* begin *
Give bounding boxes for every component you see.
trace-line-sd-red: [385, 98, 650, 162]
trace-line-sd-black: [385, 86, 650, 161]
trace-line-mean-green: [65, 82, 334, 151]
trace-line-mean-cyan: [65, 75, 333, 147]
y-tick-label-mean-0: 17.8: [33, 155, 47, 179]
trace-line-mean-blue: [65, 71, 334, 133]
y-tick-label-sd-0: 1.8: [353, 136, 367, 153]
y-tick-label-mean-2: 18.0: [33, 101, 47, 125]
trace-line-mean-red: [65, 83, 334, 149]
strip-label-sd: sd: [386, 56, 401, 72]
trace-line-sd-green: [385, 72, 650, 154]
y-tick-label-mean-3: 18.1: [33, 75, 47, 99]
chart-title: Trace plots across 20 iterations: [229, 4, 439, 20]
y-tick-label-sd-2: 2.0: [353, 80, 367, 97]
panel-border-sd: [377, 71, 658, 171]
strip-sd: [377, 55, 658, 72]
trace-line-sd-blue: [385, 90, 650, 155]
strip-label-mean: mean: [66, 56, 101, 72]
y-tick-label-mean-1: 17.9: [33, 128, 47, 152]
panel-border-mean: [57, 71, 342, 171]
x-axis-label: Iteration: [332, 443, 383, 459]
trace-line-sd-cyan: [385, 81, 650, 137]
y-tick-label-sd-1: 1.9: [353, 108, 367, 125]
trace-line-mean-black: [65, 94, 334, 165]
* end *
WORK TO BE COMPLETED:
Repeat every one of the rows above exactly, line for line.

THE REPLY:
Give bounding boxes for every component you see.
trace-line-sd-red: [385, 98, 650, 162]
trace-line-sd-black: [385, 86, 650, 161]
trace-line-mean-green: [65, 82, 334, 151]
trace-line-mean-cyan: [65, 75, 333, 147]
y-tick-label-mean-0: 17.8: [33, 155, 47, 179]
trace-line-mean-blue: [65, 71, 334, 133]
y-tick-label-sd-0: 1.8: [353, 136, 367, 153]
y-tick-label-mean-2: 18.0: [33, 101, 47, 125]
trace-line-mean-red: [65, 83, 334, 149]
strip-label-sd: sd: [386, 56, 401, 72]
trace-line-sd-green: [385, 72, 650, 154]
y-tick-label-mean-3: 18.1: [33, 75, 47, 99]
chart-title: Trace plots across 20 iterations: [229, 4, 439, 20]
y-tick-label-sd-2: 2.0: [353, 80, 367, 97]
panel-border-sd: [377, 71, 658, 171]
strip-sd: [377, 55, 658, 72]
trace-line-sd-blue: [385, 90, 650, 155]
strip-label-mean: mean: [66, 56, 101, 72]
y-tick-label-mean-1: 17.9: [33, 128, 47, 152]
panel-border-mean: [57, 71, 342, 171]
x-axis-label: Iteration: [332, 443, 383, 459]
trace-line-sd-cyan: [385, 81, 650, 137]
y-tick-label-sd-1: 1.9: [353, 108, 367, 125]
trace-line-mean-black: [65, 94, 334, 165]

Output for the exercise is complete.